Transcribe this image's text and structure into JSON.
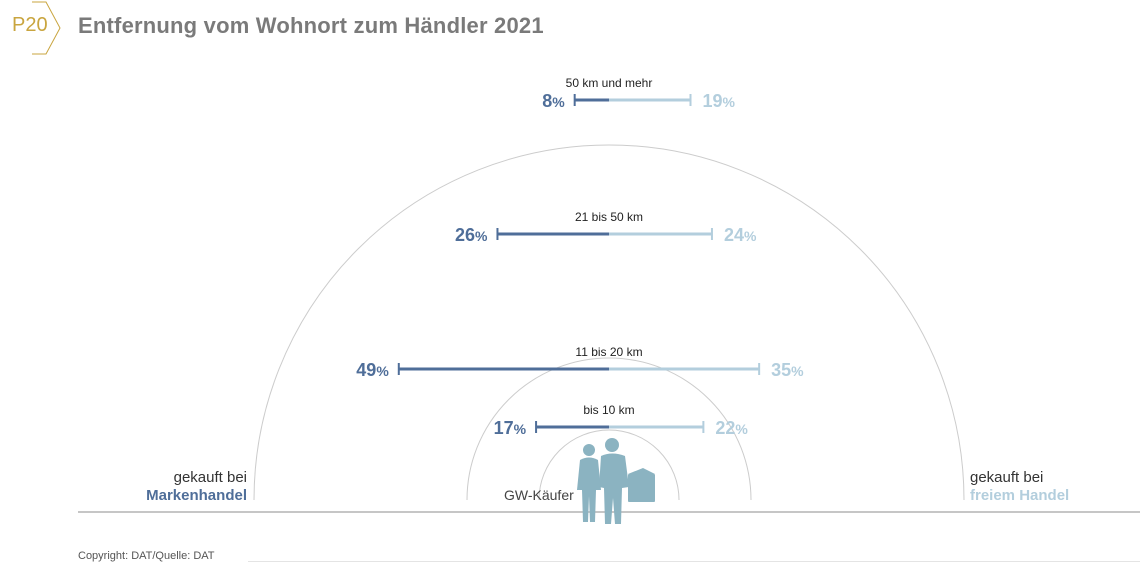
{
  "badge": "P20",
  "title": "Entfernung vom Wohnort zum Händler 2021",
  "legend": {
    "left_line1": "gekauft bei",
    "left_line2": "Markenhandel",
    "right_line1": "gekauft bei",
    "right_line2": "freiem Handel"
  },
  "center_label": "GW-Käufer",
  "copyright": "Copyright: DAT/Quelle: DAT",
  "colors": {
    "markenhandel": "#4f6e99",
    "freier_handel": "#b3cedd",
    "arc": "#cccccc",
    "badge": "#c9a53f",
    "figure": "#8bb3c1"
  },
  "chart_data": {
    "type": "bar",
    "orientation": "diverging-horizontal",
    "categories": [
      "bis 10 km",
      "11 bis 20 km",
      "21 bis 50 km",
      "50 km und mehr"
    ],
    "unit": "%",
    "series": [
      {
        "name": "gekauft bei Markenhandel",
        "values": [
          17,
          49,
          26,
          8
        ]
      },
      {
        "name": "gekauft bei freiem Handel",
        "values": [
          22,
          35,
          24,
          19
        ]
      }
    ]
  }
}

### Problem requirements:
Write the lines above out again exactly, without any of their pictures.

### Response to this exercise:
Transcribe this image's text and structure into JSON.
{
  "badge": "P20",
  "title": "Entfernung vom Wohnort zum Händler 2021",
  "legend": {
    "left_line1": "gekauft bei",
    "left_line2": "Markenhandel",
    "right_line1": "gekauft bei",
    "right_line2": "freiem Handel"
  },
  "center_label": "GW-Käufer",
  "copyright": "Copyright: DAT/Quelle: DAT",
  "colors": {
    "markenhandel": "#4f6e99",
    "freier_handel": "#b3cedd",
    "arc": "#cccccc",
    "badge": "#c9a53f",
    "figure": "#8bb3c1"
  },
  "chart_data": {
    "type": "bar",
    "orientation": "diverging-horizontal",
    "categories": [
      "bis 10 km",
      "11 bis 20 km",
      "21 bis 50 km",
      "50 km und mehr"
    ],
    "unit": "%",
    "series": [
      {
        "name": "gekauft bei Markenhandel",
        "values": [
          17,
          49,
          26,
          8
        ]
      },
      {
        "name": "gekauft bei freiem Handel",
        "values": [
          22,
          35,
          24,
          19
        ]
      }
    ]
  }
}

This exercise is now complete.